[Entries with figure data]
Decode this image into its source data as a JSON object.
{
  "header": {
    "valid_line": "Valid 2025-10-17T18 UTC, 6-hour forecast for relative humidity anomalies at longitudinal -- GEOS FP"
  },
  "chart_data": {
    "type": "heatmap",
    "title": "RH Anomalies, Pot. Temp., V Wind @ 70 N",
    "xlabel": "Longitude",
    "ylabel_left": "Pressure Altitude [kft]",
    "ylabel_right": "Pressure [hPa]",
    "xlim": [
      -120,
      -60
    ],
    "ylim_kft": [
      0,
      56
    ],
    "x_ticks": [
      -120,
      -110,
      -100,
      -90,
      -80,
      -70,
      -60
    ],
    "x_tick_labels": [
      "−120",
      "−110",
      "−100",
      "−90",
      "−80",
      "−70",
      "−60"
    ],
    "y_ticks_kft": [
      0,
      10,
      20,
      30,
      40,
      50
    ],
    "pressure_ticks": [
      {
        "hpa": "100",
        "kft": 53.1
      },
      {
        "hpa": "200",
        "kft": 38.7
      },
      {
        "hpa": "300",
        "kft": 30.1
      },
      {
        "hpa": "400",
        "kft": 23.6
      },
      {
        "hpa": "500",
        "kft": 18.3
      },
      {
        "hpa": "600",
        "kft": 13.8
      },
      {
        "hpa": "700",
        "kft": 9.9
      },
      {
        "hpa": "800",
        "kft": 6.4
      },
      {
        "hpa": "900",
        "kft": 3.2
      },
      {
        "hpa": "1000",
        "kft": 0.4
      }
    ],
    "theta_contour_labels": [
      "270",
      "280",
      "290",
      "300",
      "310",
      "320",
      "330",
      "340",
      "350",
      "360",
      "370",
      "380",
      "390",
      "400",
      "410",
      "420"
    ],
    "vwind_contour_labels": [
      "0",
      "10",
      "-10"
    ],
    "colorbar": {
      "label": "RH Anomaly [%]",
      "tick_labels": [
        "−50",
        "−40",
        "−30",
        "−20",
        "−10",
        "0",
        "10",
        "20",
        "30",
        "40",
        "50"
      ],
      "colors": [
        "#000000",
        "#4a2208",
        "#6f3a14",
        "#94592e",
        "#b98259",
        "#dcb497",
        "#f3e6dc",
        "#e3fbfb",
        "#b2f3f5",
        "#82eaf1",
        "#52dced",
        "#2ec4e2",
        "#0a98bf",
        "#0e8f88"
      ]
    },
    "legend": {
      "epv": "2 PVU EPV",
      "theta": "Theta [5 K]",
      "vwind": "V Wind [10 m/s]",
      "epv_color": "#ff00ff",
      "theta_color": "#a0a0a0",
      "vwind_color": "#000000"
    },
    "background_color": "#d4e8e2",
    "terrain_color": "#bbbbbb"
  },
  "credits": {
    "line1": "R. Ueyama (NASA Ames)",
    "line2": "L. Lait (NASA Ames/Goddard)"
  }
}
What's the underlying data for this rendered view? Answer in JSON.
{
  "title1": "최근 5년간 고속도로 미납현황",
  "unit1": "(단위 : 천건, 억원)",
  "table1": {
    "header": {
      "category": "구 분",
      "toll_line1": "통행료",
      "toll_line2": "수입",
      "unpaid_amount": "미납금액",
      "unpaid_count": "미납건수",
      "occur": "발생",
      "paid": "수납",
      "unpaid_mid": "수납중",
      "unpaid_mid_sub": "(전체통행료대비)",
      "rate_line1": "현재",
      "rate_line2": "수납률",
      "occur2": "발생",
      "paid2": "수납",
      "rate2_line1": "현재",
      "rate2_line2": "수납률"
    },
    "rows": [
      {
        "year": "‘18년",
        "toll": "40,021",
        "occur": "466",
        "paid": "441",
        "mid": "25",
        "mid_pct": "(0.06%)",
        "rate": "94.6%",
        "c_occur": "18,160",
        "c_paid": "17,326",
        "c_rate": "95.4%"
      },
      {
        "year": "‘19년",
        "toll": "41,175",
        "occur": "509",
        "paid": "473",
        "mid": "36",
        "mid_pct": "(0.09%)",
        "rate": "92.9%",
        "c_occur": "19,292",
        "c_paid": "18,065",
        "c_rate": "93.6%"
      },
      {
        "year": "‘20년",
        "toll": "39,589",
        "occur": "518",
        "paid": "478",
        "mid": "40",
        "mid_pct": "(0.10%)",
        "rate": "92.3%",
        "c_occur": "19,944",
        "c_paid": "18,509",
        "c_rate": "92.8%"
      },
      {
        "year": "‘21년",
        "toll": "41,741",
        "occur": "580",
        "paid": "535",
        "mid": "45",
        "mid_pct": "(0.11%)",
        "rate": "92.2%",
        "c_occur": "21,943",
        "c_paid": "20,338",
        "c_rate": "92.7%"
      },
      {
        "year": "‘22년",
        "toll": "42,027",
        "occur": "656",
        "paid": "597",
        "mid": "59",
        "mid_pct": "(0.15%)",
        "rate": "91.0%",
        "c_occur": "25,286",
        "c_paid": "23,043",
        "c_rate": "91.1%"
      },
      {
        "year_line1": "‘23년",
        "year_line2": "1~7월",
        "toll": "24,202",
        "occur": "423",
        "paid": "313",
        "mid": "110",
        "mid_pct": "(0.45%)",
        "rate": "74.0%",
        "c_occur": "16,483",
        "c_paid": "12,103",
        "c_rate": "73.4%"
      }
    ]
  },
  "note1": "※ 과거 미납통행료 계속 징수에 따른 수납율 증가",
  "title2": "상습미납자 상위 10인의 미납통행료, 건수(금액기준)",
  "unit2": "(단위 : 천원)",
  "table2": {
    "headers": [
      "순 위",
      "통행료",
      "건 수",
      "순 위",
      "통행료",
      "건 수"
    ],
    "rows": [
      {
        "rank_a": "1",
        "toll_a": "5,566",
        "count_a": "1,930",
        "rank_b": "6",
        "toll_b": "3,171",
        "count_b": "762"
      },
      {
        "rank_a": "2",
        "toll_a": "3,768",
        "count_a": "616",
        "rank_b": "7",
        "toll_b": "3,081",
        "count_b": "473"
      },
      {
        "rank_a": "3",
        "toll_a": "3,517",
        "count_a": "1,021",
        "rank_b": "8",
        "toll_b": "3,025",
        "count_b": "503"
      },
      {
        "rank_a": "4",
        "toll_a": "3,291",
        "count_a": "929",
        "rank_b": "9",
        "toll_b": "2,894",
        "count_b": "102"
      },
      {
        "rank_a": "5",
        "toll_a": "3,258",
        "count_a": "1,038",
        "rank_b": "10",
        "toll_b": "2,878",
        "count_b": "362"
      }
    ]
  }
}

Task requirements:
Report each line in the data that holds the word "JSON".

Response to this task:
Decode this image into its source data as a JSON object.
What's the underlying data for this rendered view? Answer in JSON.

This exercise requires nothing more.